Work to do>
Reproduce every record below exactly as written, leaving out any pictures.

-*-*-

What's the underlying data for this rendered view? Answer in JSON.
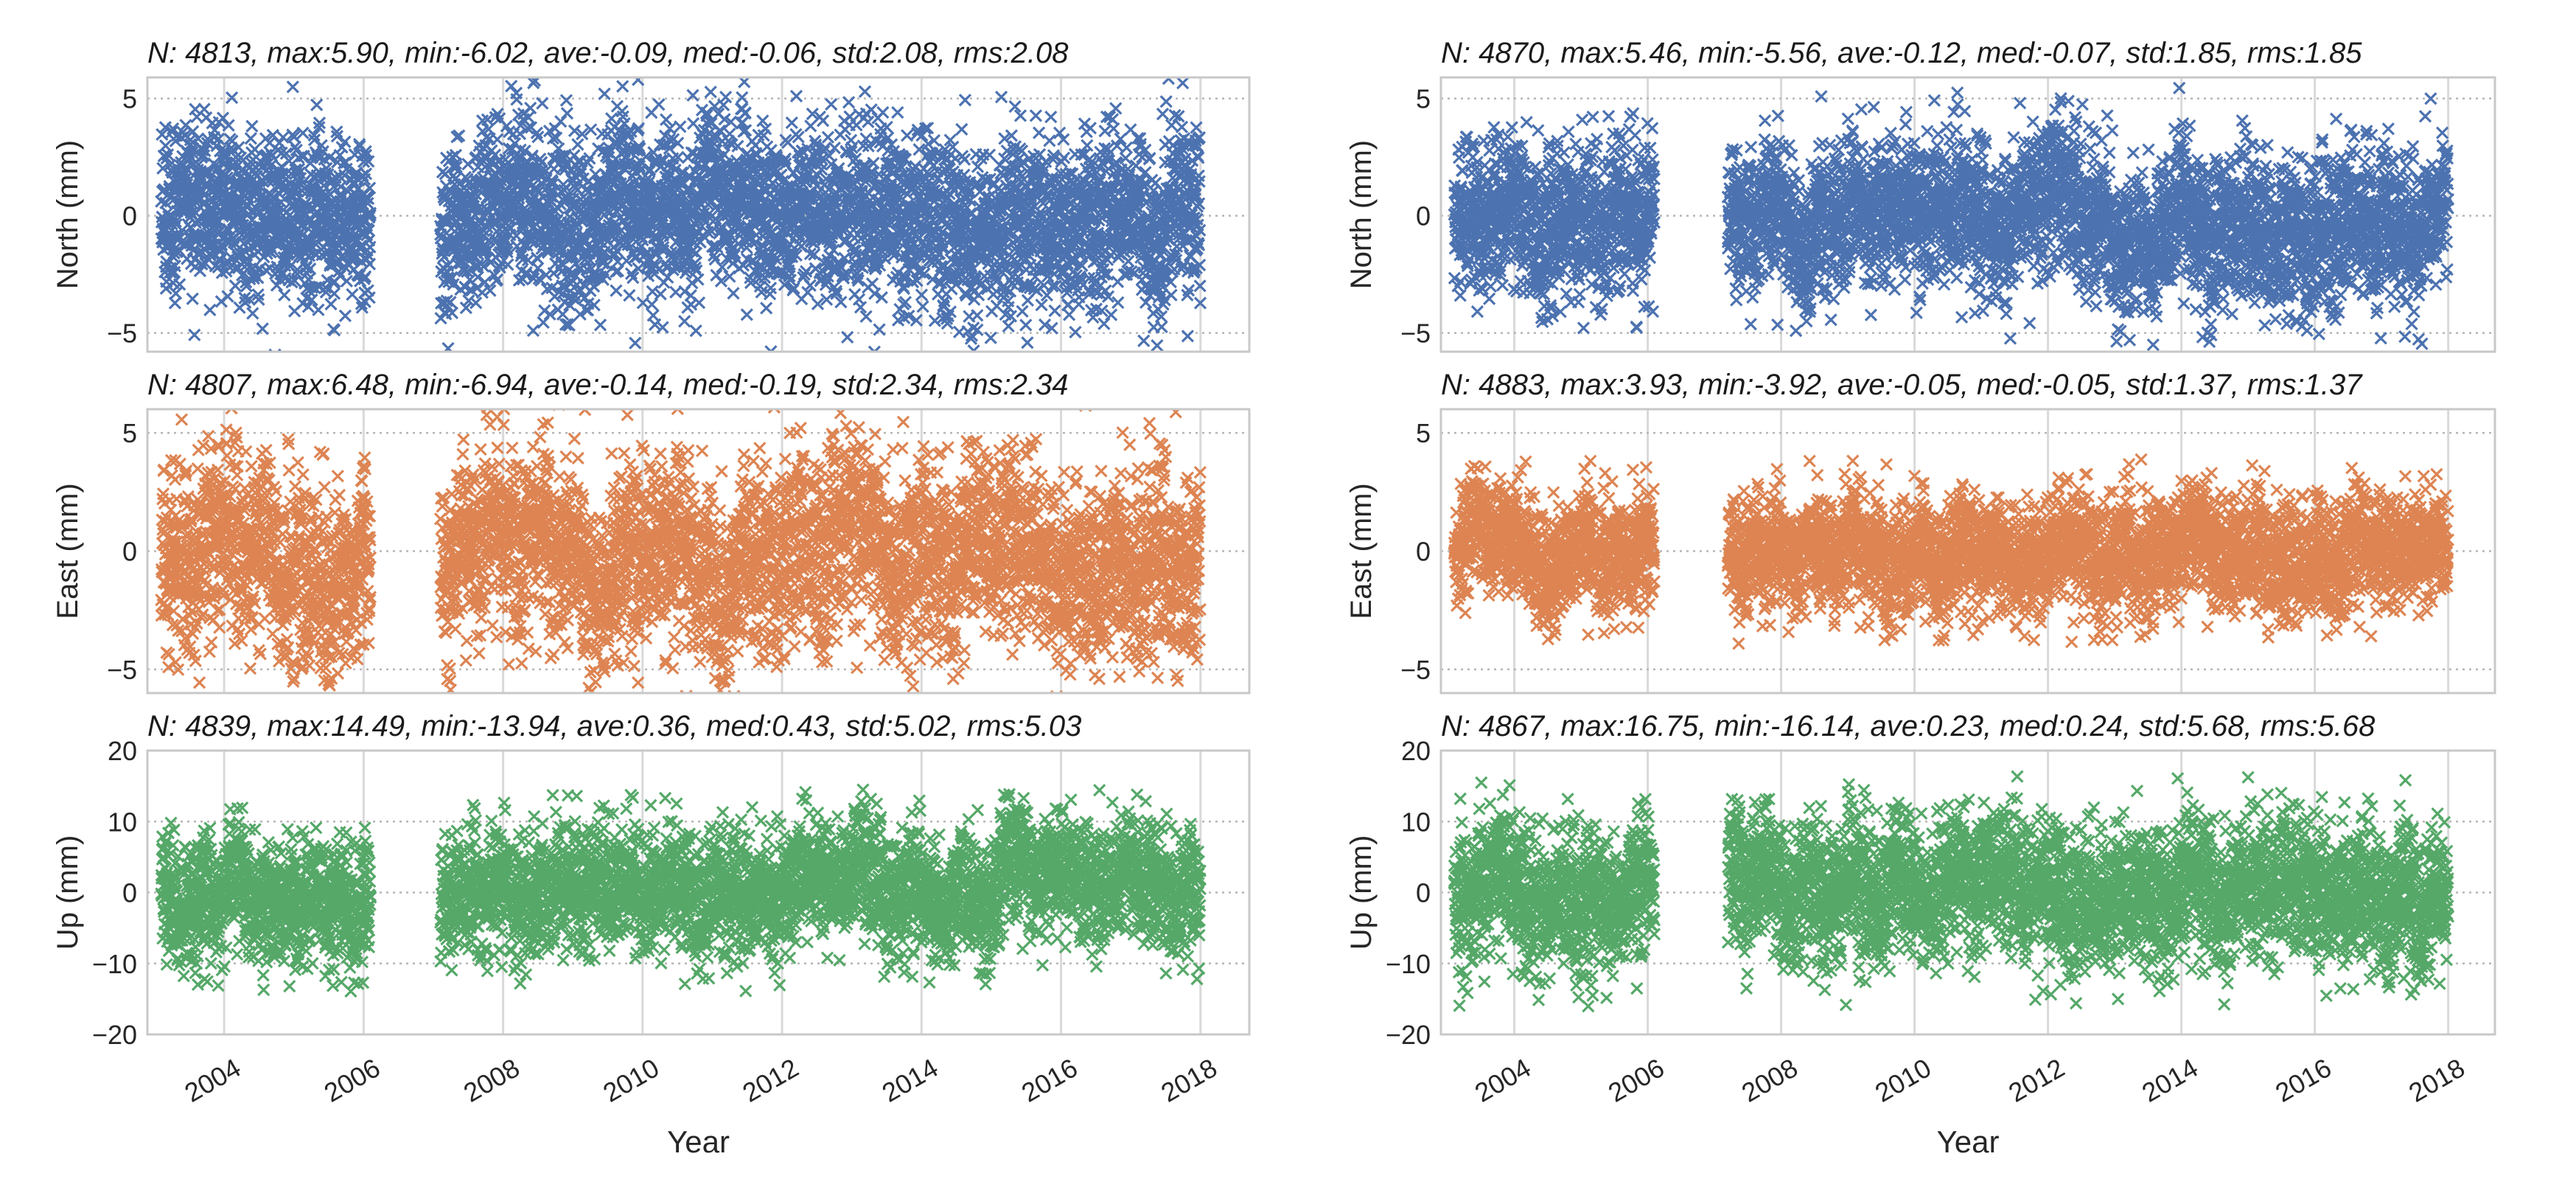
{
  "chart_data": {
    "type": "scatter",
    "marker": "x",
    "xlabel": "Year",
    "xlim": [
      2002.9,
      2018.7
    ],
    "xticks": [
      2004,
      2006,
      2008,
      2010,
      2012,
      2014,
      2016,
      2018
    ],
    "xticklabels": [
      "2004",
      "2006",
      "2008",
      "2010",
      "2012",
      "2014",
      "2016",
      "2018"
    ],
    "columns": [
      {
        "gaps": [
          [
            2006.1,
            2007.1
          ]
        ],
        "panels": [
          {
            "component": "north",
            "title": "N: 4813, max:5.90, min:-6.02, ave:-0.09, med:-0.06, std:2.08, rms:2.08",
            "ylabel": "North (mm)",
            "ylim": [
              -5.8,
              5.9
            ],
            "yticks": [
              -5,
              0,
              5
            ],
            "yticklabels": [
              "−5",
              "0",
              "5"
            ],
            "color": "#4c72b0",
            "N": 4813,
            "max": 5.9,
            "min": -6.02,
            "ave": -0.09,
            "med": -0.06,
            "std": 2.08,
            "rms": 2.08
          },
          {
            "component": "east",
            "title": "N: 4807, max:6.48, min:-6.94, ave:-0.14, med:-0.19, std:2.34, rms:2.34",
            "ylabel": "East (mm)",
            "ylim": [
              -6.0,
              6.0
            ],
            "yticks": [
              -5,
              0,
              5
            ],
            "yticklabels": [
              "−5",
              "0",
              "5"
            ],
            "color": "#dd8452",
            "N": 4807,
            "max": 6.48,
            "min": -6.94,
            "ave": -0.14,
            "med": -0.19,
            "std": 2.34,
            "rms": 2.34
          },
          {
            "component": "up",
            "title": "N: 4839, max:14.49, min:-13.94, ave:0.36, med:0.43, std:5.02, rms:5.03",
            "ylabel": "Up (mm)",
            "ylim": [
              -20,
              20
            ],
            "yticks": [
              -20,
              -10,
              0,
              10,
              20
            ],
            "yticklabels": [
              "−20",
              "−10",
              "0",
              "10",
              "20"
            ],
            "color": "#55a868",
            "N": 4839,
            "max": 14.49,
            "min": -13.94,
            "ave": 0.36,
            "med": 0.43,
            "std": 5.02,
            "rms": 5.03
          }
        ]
      },
      {
        "gaps": [
          [
            2006.1,
            2007.2
          ]
        ],
        "panels": [
          {
            "component": "north",
            "title": "N: 4870, max:5.46, min:-5.56, ave:-0.12, med:-0.07, std:1.85, rms:1.85",
            "ylabel": "North (mm)",
            "ylim": [
              -5.8,
              5.9
            ],
            "yticks": [
              -5,
              0,
              5
            ],
            "yticklabels": [
              "−5",
              "0",
              "5"
            ],
            "color": "#4c72b0",
            "N": 4870,
            "max": 5.46,
            "min": -5.56,
            "ave": -0.12,
            "med": -0.07,
            "std": 1.85,
            "rms": 1.85
          },
          {
            "component": "east",
            "title": "N: 4883, max:3.93, min:-3.92, ave:-0.05, med:-0.05, std:1.37, rms:1.37",
            "ylabel": "East (mm)",
            "ylim": [
              -6.0,
              6.0
            ],
            "yticks": [
              -5,
              0,
              5
            ],
            "yticklabels": [
              "−5",
              "0",
              "5"
            ],
            "color": "#dd8452",
            "N": 4883,
            "max": 3.93,
            "min": -3.92,
            "ave": -0.05,
            "med": -0.05,
            "std": 1.37,
            "rms": 1.37
          },
          {
            "component": "up",
            "title": "N: 4867, max:16.75, min:-16.14, ave:0.23, med:0.24, std:5.68, rms:5.68",
            "ylabel": "Up (mm)",
            "ylim": [
              -20,
              20
            ],
            "yticks": [
              -20,
              -10,
              0,
              10,
              20
            ],
            "yticklabels": [
              "−20",
              "−10",
              "0",
              "10",
              "20"
            ],
            "color": "#55a868",
            "N": 4867,
            "max": 16.75,
            "min": -16.14,
            "ave": 0.23,
            "med": 0.24,
            "std": 5.68,
            "rms": 5.68
          }
        ]
      }
    ]
  }
}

-*-*-

Finished exercise>
What's the underlying data for this rendered view? Answer in JSON.
{
  "chart_data": {
    "type": "scatter",
    "marker": "x",
    "xlabel": "Year",
    "xlim": [
      2002.9,
      2018.7
    ],
    "xticks": [
      2004,
      2006,
      2008,
      2010,
      2012,
      2014,
      2016,
      2018
    ],
    "xticklabels": [
      "2004",
      "2006",
      "2008",
      "2010",
      "2012",
      "2014",
      "2016",
      "2018"
    ],
    "columns": [
      {
        "gaps": [
          [
            2006.1,
            2007.1
          ]
        ],
        "panels": [
          {
            "component": "north",
            "title": "N: 4813, max:5.90, min:-6.02, ave:-0.09, med:-0.06, std:2.08, rms:2.08",
            "ylabel": "North (mm)",
            "ylim": [
              -5.8,
              5.9
            ],
            "yticks": [
              -5,
              0,
              5
            ],
            "yticklabels": [
              "−5",
              "0",
              "5"
            ],
            "color": "#4c72b0",
            "N": 4813,
            "max": 5.9,
            "min": -6.02,
            "ave": -0.09,
            "med": -0.06,
            "std": 2.08,
            "rms": 2.08
          },
          {
            "component": "east",
            "title": "N: 4807, max:6.48, min:-6.94, ave:-0.14, med:-0.19, std:2.34, rms:2.34",
            "ylabel": "East (mm)",
            "ylim": [
              -6.0,
              6.0
            ],
            "yticks": [
              -5,
              0,
              5
            ],
            "yticklabels": [
              "−5",
              "0",
              "5"
            ],
            "color": "#dd8452",
            "N": 4807,
            "max": 6.48,
            "min": -6.94,
            "ave": -0.14,
            "med": -0.19,
            "std": 2.34,
            "rms": 2.34
          },
          {
            "component": "up",
            "title": "N: 4839, max:14.49, min:-13.94, ave:0.36, med:0.43, std:5.02, rms:5.03",
            "ylabel": "Up (mm)",
            "ylim": [
              -20,
              20
            ],
            "yticks": [
              -20,
              -10,
              0,
              10,
              20
            ],
            "yticklabels": [
              "−20",
              "−10",
              "0",
              "10",
              "20"
            ],
            "color": "#55a868",
            "N": 4839,
            "max": 14.49,
            "min": -13.94,
            "ave": 0.36,
            "med": 0.43,
            "std": 5.02,
            "rms": 5.03
          }
        ]
      },
      {
        "gaps": [
          [
            2006.1,
            2007.2
          ]
        ],
        "panels": [
          {
            "component": "north",
            "title": "N: 4870, max:5.46, min:-5.56, ave:-0.12, med:-0.07, std:1.85, rms:1.85",
            "ylabel": "North (mm)",
            "ylim": [
              -5.8,
              5.9
            ],
            "yticks": [
              -5,
              0,
              5
            ],
            "yticklabels": [
              "−5",
              "0",
              "5"
            ],
            "color": "#4c72b0",
            "N": 4870,
            "max": 5.46,
            "min": -5.56,
            "ave": -0.12,
            "med": -0.07,
            "std": 1.85,
            "rms": 1.85
          },
          {
            "component": "east",
            "title": "N: 4883, max:3.93, min:-3.92, ave:-0.05, med:-0.05, std:1.37, rms:1.37",
            "ylabel": "East (mm)",
            "ylim": [
              -6.0,
              6.0
            ],
            "yticks": [
              -5,
              0,
              5
            ],
            "yticklabels": [
              "−5",
              "0",
              "5"
            ],
            "color": "#dd8452",
            "N": 4883,
            "max": 3.93,
            "min": -3.92,
            "ave": -0.05,
            "med": -0.05,
            "std": 1.37,
            "rms": 1.37
          },
          {
            "component": "up",
            "title": "N: 4867, max:16.75, min:-16.14, ave:0.23, med:0.24, std:5.68, rms:5.68",
            "ylabel": "Up (mm)",
            "ylim": [
              -20,
              20
            ],
            "yticks": [
              -20,
              -10,
              0,
              10,
              20
            ],
            "yticklabels": [
              "−20",
              "−10",
              "0",
              "10",
              "20"
            ],
            "color": "#55a868",
            "N": 4867,
            "max": 16.75,
            "min": -16.14,
            "ave": 0.23,
            "med": 0.24,
            "std": 5.68,
            "rms": 5.68
          }
        ]
      }
    ]
  }
}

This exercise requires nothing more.